**What to work on**: Your answer should be a single number: the count of lines containing the string "derecha".

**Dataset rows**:
****************

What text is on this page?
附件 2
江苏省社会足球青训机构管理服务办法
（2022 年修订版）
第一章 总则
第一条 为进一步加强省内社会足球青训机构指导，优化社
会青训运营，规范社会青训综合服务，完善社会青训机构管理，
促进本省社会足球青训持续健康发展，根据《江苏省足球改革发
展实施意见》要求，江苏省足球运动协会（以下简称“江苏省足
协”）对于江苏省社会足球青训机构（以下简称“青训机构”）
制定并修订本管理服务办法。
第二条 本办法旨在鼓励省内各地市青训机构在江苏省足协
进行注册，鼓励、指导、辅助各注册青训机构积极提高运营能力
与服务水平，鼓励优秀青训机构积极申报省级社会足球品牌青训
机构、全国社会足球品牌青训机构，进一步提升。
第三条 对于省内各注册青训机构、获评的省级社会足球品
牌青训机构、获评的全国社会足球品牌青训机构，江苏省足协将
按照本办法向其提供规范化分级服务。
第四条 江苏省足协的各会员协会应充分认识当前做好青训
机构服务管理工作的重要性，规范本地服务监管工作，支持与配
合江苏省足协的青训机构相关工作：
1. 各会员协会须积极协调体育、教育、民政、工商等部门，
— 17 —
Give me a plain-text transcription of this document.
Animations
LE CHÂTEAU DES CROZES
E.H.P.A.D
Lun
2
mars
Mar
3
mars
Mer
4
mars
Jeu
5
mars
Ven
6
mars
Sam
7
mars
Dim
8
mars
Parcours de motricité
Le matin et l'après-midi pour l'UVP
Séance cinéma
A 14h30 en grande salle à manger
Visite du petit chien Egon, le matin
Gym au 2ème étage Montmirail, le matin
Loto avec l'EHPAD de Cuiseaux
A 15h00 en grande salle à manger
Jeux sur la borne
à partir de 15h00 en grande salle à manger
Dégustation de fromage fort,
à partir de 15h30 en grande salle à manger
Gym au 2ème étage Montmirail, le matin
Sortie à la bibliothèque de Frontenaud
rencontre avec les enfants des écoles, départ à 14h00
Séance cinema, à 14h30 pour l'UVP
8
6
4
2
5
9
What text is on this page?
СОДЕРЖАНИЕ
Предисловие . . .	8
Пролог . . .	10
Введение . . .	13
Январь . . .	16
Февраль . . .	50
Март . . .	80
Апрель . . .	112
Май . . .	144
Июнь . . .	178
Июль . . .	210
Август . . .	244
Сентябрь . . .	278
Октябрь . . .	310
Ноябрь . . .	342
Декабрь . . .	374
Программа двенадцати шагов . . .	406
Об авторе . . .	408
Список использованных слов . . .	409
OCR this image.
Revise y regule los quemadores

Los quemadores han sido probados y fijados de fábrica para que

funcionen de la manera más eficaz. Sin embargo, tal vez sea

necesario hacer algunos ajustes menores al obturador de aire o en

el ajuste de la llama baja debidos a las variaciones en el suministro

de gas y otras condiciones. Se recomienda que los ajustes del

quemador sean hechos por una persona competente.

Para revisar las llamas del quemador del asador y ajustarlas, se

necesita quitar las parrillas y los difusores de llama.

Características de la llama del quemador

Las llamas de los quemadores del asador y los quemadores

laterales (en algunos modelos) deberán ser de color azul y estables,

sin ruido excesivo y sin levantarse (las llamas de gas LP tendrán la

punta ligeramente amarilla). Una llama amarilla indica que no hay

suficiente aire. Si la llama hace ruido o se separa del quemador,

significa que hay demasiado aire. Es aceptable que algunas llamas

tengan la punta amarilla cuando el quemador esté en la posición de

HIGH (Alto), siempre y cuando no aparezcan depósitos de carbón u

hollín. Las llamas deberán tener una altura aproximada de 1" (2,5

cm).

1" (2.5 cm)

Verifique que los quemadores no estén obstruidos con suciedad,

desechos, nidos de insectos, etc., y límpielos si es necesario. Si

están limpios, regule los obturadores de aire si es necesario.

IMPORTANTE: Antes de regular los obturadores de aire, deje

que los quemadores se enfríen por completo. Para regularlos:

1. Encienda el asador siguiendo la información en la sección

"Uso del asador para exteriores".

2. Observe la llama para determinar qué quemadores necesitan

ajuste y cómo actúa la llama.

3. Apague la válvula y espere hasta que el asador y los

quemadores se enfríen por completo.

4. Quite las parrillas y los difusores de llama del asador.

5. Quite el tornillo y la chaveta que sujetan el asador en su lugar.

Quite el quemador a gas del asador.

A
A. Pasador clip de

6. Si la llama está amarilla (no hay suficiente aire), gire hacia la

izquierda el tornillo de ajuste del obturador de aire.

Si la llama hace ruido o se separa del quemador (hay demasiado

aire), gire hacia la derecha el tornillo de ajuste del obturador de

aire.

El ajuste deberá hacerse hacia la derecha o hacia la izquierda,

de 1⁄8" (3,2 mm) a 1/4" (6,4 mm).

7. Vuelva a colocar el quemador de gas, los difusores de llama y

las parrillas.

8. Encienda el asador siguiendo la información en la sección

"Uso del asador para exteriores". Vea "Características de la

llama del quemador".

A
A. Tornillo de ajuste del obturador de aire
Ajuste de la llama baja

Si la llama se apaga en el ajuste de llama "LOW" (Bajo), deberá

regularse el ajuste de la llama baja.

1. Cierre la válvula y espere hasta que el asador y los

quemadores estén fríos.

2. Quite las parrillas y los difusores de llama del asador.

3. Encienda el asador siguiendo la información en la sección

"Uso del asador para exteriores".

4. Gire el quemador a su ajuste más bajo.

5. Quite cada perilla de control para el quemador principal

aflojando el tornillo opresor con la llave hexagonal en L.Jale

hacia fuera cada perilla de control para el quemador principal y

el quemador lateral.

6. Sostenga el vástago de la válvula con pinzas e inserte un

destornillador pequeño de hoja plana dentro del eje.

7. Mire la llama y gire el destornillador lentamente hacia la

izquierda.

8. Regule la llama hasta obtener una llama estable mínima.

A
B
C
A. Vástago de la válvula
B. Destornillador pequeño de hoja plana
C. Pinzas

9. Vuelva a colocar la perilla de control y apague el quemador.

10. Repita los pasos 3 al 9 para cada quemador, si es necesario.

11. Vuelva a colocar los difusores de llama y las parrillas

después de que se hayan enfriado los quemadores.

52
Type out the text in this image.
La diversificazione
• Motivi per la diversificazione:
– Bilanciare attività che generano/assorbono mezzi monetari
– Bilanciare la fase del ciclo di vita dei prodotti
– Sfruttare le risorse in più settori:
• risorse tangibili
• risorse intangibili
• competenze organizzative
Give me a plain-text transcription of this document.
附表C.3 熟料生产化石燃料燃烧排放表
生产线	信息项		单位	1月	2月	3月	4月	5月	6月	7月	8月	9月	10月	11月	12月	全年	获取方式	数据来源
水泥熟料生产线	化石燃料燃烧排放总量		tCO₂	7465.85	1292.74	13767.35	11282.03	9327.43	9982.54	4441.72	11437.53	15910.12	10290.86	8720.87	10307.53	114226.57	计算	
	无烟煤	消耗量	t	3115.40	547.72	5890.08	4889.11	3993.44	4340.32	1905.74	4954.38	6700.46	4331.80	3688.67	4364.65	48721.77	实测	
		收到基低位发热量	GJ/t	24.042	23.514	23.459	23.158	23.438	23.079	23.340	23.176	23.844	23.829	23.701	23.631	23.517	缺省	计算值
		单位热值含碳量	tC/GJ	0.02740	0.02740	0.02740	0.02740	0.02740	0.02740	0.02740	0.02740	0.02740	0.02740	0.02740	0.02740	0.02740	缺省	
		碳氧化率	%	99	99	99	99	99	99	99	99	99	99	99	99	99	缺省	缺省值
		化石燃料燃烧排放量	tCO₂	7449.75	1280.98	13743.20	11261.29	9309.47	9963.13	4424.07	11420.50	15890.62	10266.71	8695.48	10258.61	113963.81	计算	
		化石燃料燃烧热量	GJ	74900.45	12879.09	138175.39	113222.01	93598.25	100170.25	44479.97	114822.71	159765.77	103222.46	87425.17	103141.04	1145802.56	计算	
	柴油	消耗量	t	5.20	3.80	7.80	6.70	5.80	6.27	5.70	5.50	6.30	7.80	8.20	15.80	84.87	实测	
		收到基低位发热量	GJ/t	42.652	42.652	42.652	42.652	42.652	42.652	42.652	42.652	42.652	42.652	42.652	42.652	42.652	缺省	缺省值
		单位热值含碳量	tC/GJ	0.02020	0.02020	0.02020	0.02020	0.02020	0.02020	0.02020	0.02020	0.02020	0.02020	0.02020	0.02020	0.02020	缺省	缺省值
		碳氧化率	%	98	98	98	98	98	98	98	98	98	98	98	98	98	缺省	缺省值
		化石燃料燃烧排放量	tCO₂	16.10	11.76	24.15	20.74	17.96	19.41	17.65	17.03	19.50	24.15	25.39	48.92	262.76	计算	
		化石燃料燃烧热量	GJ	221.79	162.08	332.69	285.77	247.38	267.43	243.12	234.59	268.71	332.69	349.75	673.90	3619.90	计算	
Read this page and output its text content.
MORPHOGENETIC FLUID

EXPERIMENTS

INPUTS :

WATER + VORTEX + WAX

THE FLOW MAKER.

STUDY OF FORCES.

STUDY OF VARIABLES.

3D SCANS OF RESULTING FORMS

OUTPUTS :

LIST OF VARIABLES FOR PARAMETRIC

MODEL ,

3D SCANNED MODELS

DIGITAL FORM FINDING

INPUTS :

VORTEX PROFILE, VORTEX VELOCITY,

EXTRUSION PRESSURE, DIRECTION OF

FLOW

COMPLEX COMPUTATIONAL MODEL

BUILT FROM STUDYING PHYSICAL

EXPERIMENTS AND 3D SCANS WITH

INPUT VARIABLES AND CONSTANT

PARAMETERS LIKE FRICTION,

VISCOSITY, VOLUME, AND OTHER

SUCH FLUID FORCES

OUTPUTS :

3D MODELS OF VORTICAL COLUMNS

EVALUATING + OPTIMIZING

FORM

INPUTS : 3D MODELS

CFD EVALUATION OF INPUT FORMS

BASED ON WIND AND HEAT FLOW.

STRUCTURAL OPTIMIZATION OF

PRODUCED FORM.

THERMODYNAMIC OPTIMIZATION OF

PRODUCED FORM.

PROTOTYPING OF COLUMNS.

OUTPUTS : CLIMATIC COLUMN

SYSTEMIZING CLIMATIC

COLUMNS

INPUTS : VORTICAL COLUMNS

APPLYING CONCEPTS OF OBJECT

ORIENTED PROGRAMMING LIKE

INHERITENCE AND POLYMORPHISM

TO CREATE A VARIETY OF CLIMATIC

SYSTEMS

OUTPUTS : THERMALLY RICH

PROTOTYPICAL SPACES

****************

**Finished task**: 2